Krimi-Couch Rezension vonNov 2007

Dem Schwarzen Mann entkommt man nie wirklich

Paul Graves hat eigentlich gute Gründe zufrieden zu sein. Als Schriftsteller konnte er nicht nur seiner wahren Berufung folgen, sondern ist auch noch sehr erfolgreich als Autor einer beliebter Serie historischer Thriller, deren dämonischer Held ein sadistisches Verbrecher-Genie ist, das die Polizei stets zu narren weiß.

Aber der zweite Blick auf Paul Graves zeigt einen unsicheren, übervorsichtigen und von tausend fixen Ideen beherrschten Mann, dessen Werk zudem um das Trauma seiner Jugend kreist: Als kleiner Junge musste er nicht nur hilflos mit ansehen, wie seine Schwester von einem Psychopathen gequält und ermordet wurde, sondern wurde von diesem perfide gezwungen, sich an dieser Untat zu beteiligten - ein Verbrechen, das nie aufgeklärt wurde. Seither wird Graves von den Dämonen seiner Erinnerung und scheinbaren Schuld gejagt. Wieder und wieder hat er die Ereignisse von einst Revue passieren lassen und versucht, sich in den Täter hinein zu denken, hat viel Literatur zum Thema Serienmord studiert und mit Fachleuten gesprochen. So hat er sich Inzwischen autodidaktisch zum versierten "Profiler" mit einem sechsten Sinn für diese schlimmste Form des Verbrechens entwickelt.

════

(Aufgabe A)
Gib den Abschnitt der Rezension wortgetreu wieder, der mit den Worten „Paul Graves hat“ beginnt und mit „zu narren weiß.“ endet.
(Aufgabe B)
Prüfe, ob die folgenden Aussagen mit der Rezension übereinstimmen, und antworte jeweils mit Ja oder Nein samt den entscheidenden Worten als wörtlichem Zitat: (i) Paul Graves ist als Autor historischer Thriller erfolgreich. (ii) Der Mord an seiner Schwester wurde aufgeklärt. (iii) Graves hat mit Fachleuten gesprochen.
(Aufgabe C)
Schreibe die Rezension über Paul Graves im Anschluss an ihren letzten Satz weiter.
Die anschließenden Zeilen werden hierfür nicht gebraucht.

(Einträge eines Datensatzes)
════

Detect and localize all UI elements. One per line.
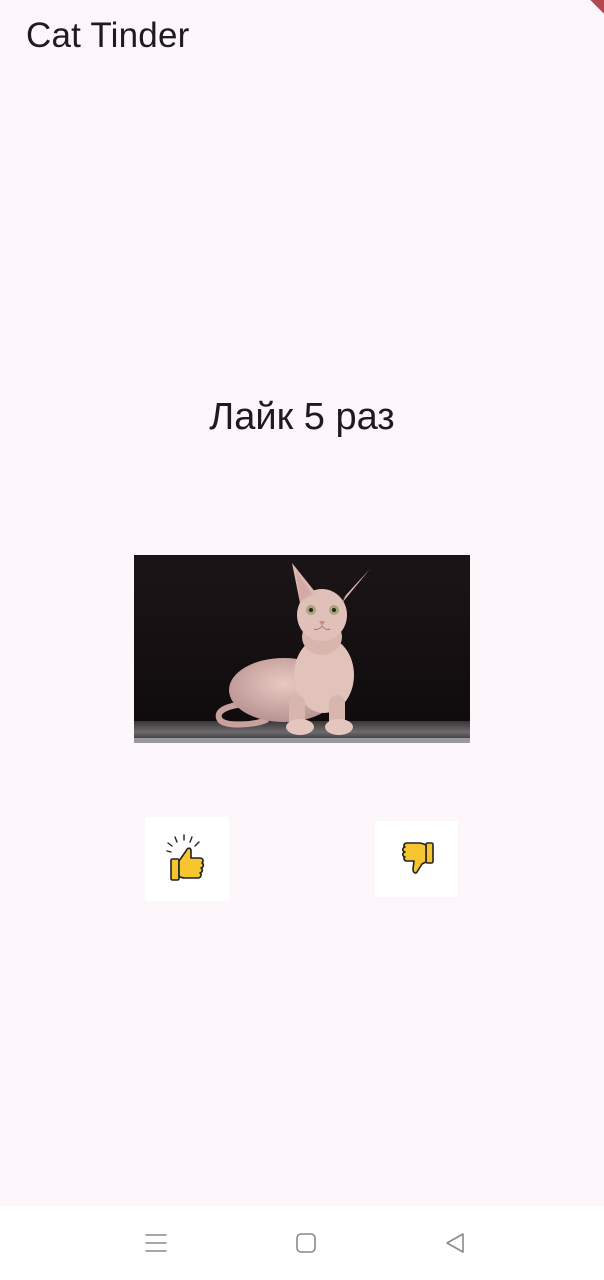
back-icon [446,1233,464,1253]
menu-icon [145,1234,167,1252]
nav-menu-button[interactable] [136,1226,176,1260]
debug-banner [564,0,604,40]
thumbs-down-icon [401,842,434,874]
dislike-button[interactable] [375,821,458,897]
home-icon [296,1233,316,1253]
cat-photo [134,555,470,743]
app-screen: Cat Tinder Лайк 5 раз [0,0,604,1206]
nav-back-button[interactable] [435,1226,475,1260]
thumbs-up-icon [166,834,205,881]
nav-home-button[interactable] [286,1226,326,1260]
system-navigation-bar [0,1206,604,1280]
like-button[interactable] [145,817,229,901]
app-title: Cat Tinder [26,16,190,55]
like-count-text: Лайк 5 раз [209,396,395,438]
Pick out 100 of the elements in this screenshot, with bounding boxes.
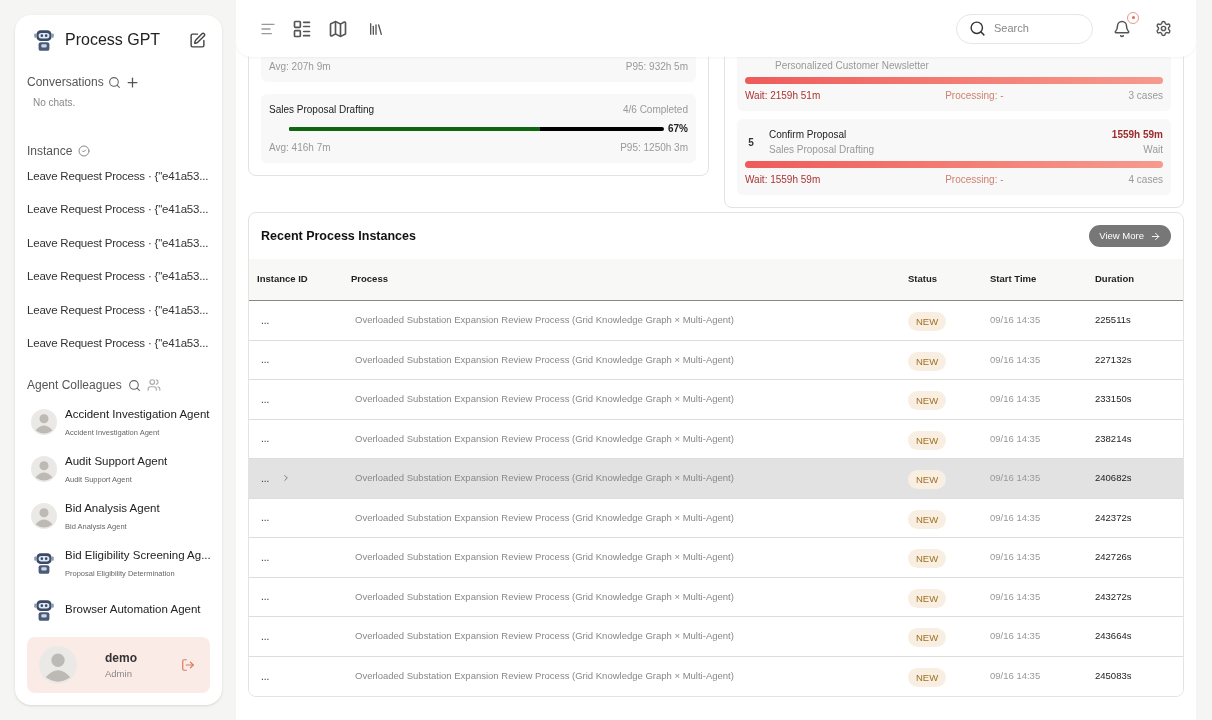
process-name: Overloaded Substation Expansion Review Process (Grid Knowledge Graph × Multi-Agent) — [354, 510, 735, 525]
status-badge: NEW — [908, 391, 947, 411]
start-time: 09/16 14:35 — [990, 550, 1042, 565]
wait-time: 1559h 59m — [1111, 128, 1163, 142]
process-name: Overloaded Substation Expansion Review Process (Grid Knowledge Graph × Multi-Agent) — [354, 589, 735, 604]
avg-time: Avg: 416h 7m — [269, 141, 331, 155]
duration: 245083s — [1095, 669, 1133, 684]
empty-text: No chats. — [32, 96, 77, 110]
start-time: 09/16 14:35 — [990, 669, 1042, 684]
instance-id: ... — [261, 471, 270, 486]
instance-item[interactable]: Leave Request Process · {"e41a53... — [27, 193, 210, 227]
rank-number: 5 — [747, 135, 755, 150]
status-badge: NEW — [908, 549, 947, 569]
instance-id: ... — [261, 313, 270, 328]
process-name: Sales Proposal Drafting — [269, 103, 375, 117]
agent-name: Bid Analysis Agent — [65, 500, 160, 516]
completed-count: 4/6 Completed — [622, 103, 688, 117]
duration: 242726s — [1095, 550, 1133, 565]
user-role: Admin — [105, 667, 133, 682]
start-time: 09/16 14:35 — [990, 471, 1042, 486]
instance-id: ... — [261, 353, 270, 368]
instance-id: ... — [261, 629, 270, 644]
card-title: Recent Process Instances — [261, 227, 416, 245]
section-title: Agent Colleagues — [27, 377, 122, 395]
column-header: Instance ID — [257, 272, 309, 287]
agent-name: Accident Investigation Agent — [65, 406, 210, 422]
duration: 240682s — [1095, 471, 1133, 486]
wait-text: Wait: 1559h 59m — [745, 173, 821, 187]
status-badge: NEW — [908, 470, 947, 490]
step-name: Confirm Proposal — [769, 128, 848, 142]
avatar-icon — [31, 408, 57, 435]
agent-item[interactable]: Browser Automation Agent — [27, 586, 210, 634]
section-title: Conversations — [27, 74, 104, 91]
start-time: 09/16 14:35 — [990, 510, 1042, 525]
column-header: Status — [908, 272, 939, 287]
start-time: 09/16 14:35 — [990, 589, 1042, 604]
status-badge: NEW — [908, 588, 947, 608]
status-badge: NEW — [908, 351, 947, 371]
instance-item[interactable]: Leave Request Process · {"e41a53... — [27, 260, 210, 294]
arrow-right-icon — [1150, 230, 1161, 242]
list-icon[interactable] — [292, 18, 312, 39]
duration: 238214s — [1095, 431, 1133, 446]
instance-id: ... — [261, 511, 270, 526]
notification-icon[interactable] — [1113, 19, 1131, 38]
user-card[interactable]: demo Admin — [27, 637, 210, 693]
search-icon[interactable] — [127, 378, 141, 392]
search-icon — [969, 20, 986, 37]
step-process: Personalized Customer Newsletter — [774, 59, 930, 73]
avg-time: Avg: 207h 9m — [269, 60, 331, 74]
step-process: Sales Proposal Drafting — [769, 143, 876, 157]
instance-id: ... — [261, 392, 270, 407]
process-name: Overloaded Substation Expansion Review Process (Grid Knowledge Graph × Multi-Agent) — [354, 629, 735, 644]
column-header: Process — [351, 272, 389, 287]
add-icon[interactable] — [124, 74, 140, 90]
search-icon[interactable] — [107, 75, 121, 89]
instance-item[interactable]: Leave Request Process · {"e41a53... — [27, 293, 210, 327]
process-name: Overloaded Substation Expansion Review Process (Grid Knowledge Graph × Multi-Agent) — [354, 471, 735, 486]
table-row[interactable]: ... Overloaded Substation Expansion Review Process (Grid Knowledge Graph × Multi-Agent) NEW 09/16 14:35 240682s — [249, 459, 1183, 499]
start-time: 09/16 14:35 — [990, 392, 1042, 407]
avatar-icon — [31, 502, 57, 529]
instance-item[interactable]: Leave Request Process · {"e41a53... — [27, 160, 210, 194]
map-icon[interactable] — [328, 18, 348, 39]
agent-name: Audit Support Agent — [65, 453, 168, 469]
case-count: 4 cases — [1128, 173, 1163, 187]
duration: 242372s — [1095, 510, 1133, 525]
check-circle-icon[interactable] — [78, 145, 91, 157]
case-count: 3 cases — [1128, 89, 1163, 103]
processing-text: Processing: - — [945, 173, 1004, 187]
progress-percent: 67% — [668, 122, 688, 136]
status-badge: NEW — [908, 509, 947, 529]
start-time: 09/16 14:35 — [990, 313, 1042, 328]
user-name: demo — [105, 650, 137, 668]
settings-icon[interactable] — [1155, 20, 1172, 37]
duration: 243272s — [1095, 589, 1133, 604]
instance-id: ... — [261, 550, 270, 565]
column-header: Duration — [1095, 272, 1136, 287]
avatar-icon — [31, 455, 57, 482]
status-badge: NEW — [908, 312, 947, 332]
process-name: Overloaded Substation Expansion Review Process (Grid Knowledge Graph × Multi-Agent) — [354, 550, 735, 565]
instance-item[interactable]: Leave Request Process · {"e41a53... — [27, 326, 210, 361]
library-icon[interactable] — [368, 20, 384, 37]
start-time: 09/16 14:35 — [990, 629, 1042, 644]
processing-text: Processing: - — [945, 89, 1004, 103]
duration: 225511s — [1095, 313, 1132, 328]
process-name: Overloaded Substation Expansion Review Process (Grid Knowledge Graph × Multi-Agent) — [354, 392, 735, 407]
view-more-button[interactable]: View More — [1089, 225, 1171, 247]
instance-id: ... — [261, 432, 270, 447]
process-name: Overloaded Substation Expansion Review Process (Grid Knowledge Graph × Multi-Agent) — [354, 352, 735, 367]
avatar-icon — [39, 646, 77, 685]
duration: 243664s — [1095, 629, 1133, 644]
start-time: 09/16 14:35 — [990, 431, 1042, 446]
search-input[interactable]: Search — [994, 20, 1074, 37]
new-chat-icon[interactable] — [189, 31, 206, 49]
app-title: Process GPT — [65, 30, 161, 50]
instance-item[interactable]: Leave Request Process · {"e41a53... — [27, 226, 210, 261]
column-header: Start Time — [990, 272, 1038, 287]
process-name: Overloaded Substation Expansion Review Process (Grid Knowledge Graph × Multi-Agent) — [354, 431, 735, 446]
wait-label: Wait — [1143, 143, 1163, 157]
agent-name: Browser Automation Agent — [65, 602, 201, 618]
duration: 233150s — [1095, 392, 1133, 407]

════

(Erwartete Ausgabe A)
Paul Graves hat eigentlich gute Gründe zufrieden zu sein. Als Schriftsteller konnte er nicht nur seiner wahren Berufung folgen, sondern ist auch noch sehr erfolgreich als Autor einer beliebter Serie historischer Thriller, deren dämonischer Held ein sadistisches Verbrecher-Genie ist, das die Polizei stets zu narren weiß.

(Erwartete Ausgabe B)
(i) Ja: „sondern ist auch noch sehr erfolgreich als Autor einer beliebter Serie historischer Thriller“
(ii) Nein: „ein Verbrechen, das nie aufgeklärt wurde“
(iii) Ja: „und mit Fachleuten gesprochen“

(Erwartete Ausgabe C)
Diese Fähigkeit will sich Allison Davies, Leiterin der bekannten Künstlerkolonie Riverwood, zu Nutze machen. Sie lädt Graves ein, und dieser nimmt gern in dem Irrglauben an, ein Wochenende auf dem Land ausspannen zu können. Tatsächlich sieht er sich zu seinem Schrecken mit einer Idee konfrontiert, die ebenso fix wie die eigene ist: Graves soll für Davies den Mord an ihrer Jugendfreundin Faye Harrison aufklären - ein Verbrechen, das inzwischen mehr als ein halbes Jahrhundert zurückliegt.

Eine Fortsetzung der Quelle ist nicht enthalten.